Find each line in the following listing that has the string "screenshot", then state the count and nothing else.

─── STORED ROWS ───

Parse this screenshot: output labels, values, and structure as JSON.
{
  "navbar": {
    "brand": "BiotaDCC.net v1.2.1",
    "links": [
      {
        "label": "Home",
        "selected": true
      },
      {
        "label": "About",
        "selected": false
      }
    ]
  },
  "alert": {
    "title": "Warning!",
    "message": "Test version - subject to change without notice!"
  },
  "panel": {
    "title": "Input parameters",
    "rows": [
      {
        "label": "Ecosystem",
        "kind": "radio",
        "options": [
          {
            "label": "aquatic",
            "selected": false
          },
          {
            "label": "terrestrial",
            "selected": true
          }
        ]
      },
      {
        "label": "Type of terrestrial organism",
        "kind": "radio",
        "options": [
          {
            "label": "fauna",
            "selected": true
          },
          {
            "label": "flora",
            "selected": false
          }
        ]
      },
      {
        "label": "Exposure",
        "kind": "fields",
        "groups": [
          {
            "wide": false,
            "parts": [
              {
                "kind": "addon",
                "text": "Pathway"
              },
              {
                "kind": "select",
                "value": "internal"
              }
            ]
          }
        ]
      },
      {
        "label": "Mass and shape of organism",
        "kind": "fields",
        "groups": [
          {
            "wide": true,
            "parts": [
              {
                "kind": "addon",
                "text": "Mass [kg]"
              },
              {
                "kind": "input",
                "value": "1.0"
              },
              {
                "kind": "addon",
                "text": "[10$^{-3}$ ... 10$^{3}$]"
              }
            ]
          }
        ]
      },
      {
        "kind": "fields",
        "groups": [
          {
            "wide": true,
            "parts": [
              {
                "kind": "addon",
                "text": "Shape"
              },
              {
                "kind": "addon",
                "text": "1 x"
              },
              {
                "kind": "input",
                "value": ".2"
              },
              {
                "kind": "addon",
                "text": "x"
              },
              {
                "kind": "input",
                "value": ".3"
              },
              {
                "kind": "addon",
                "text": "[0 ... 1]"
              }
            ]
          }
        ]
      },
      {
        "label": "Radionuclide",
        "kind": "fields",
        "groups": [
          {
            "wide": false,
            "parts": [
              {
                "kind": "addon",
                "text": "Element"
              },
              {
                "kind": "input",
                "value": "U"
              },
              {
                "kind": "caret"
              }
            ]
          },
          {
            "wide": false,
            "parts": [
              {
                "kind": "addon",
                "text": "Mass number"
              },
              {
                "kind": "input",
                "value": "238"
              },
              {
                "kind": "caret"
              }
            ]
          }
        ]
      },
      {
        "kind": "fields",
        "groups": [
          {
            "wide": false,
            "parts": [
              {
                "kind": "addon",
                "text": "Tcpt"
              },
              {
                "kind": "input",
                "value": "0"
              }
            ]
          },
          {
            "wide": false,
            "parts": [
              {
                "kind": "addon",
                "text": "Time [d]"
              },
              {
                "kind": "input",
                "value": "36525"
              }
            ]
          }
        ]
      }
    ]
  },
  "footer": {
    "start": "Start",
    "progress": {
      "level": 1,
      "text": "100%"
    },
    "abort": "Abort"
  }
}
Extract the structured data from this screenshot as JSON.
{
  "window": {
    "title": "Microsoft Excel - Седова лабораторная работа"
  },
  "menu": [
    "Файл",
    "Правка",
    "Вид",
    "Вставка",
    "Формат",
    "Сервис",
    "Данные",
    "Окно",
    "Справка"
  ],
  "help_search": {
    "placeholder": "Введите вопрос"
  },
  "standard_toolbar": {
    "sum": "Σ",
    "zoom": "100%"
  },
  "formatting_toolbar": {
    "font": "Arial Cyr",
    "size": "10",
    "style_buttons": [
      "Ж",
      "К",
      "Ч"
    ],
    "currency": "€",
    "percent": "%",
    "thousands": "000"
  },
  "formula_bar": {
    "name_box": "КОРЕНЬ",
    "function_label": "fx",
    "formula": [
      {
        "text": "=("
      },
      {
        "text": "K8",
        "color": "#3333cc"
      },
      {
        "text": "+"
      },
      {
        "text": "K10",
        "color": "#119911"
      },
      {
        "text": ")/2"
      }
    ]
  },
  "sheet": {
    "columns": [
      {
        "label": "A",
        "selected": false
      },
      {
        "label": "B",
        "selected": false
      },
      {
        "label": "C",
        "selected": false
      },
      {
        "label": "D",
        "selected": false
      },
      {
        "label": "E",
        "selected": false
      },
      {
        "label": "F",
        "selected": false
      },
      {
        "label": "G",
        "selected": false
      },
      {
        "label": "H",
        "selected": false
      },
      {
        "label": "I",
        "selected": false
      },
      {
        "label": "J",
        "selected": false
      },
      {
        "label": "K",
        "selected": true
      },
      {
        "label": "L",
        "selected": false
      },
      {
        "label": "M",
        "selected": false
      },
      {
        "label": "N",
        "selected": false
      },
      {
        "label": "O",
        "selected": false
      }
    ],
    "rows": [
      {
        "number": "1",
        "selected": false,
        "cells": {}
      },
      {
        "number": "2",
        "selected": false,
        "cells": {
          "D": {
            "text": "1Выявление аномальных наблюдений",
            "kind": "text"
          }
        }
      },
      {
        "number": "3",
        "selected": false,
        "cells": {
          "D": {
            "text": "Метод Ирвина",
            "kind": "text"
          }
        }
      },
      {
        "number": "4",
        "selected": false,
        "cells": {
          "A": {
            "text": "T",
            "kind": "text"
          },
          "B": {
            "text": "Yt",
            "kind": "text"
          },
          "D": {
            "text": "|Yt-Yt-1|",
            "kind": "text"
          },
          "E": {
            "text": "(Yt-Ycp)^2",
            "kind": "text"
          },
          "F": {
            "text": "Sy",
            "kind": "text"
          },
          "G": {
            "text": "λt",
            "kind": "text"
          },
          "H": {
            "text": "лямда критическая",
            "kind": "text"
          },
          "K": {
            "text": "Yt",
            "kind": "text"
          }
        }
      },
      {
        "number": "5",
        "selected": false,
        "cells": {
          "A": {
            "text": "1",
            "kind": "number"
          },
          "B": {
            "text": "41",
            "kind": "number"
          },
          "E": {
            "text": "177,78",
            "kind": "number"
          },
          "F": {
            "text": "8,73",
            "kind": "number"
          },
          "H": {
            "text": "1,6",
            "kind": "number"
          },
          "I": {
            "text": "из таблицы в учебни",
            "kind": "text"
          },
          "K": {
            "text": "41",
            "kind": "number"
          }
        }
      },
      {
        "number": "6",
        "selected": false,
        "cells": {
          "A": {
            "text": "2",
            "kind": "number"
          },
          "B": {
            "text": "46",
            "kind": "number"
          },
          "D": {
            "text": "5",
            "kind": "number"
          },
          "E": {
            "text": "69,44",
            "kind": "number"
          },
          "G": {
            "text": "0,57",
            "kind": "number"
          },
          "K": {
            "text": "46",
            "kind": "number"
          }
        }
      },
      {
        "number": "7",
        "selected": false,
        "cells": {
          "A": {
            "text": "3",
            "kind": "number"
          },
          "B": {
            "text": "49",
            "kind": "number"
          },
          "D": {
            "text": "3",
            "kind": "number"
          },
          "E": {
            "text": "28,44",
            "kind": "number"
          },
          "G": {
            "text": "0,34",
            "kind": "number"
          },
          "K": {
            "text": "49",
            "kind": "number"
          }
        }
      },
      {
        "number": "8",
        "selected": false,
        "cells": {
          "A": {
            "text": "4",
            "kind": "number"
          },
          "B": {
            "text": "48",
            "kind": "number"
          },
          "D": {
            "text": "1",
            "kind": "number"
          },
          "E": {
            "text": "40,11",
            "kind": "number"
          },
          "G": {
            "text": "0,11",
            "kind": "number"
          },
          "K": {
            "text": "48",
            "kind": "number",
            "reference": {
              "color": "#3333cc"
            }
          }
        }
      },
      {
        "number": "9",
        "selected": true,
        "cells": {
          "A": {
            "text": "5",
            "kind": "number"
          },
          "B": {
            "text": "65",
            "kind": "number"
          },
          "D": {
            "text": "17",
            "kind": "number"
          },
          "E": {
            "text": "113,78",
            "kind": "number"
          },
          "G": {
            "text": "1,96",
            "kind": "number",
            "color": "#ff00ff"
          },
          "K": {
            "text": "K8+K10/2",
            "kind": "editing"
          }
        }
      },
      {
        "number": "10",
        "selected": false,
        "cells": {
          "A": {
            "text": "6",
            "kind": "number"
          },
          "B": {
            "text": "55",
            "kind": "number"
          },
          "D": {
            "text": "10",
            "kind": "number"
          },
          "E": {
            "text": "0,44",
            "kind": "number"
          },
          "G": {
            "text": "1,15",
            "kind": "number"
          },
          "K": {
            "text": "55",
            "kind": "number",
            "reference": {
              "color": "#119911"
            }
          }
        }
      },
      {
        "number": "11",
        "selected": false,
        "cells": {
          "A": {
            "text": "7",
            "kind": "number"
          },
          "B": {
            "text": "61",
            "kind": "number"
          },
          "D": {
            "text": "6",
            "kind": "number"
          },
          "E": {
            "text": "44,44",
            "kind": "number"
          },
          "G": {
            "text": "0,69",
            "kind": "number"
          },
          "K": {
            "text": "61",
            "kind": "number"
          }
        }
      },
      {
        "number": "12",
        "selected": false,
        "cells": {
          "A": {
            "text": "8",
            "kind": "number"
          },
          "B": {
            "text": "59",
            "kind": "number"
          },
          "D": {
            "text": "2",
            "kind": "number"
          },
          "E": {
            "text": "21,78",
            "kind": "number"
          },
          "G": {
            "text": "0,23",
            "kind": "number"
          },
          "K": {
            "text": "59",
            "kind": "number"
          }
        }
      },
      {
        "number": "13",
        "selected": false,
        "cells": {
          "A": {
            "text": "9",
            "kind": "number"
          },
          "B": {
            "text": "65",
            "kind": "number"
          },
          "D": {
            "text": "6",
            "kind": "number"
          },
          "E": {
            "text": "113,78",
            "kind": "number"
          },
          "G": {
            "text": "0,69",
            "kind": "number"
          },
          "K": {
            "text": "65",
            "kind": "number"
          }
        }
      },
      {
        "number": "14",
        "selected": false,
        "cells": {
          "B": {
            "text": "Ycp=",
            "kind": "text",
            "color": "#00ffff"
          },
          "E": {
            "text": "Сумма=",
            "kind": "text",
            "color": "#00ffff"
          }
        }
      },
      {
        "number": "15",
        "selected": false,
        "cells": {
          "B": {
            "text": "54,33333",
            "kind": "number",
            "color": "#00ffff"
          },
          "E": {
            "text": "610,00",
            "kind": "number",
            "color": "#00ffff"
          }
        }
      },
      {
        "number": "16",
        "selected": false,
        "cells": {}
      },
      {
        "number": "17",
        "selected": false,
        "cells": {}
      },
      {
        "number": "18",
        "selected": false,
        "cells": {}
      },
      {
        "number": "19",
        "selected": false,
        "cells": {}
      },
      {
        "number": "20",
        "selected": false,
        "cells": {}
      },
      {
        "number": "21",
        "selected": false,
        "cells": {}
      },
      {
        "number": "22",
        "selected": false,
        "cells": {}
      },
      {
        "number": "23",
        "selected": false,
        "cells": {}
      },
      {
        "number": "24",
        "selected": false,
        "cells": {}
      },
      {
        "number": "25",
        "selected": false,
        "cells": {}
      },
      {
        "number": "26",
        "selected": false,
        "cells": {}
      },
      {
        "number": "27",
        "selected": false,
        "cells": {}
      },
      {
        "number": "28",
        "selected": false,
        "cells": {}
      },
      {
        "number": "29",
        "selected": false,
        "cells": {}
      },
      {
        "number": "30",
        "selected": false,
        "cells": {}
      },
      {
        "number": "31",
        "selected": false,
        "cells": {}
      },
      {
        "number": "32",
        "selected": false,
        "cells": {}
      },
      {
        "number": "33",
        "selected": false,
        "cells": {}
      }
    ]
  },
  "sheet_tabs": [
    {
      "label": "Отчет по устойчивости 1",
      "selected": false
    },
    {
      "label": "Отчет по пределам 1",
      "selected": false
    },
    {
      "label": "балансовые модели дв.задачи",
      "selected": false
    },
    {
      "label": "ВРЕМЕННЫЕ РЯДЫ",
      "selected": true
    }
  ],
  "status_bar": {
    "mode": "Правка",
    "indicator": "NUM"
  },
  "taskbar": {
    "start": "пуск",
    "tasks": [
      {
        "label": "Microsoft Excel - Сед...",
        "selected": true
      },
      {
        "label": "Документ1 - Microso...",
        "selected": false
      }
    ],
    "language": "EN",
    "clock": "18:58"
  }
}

───

◆ FINAL ANSWER ◆
2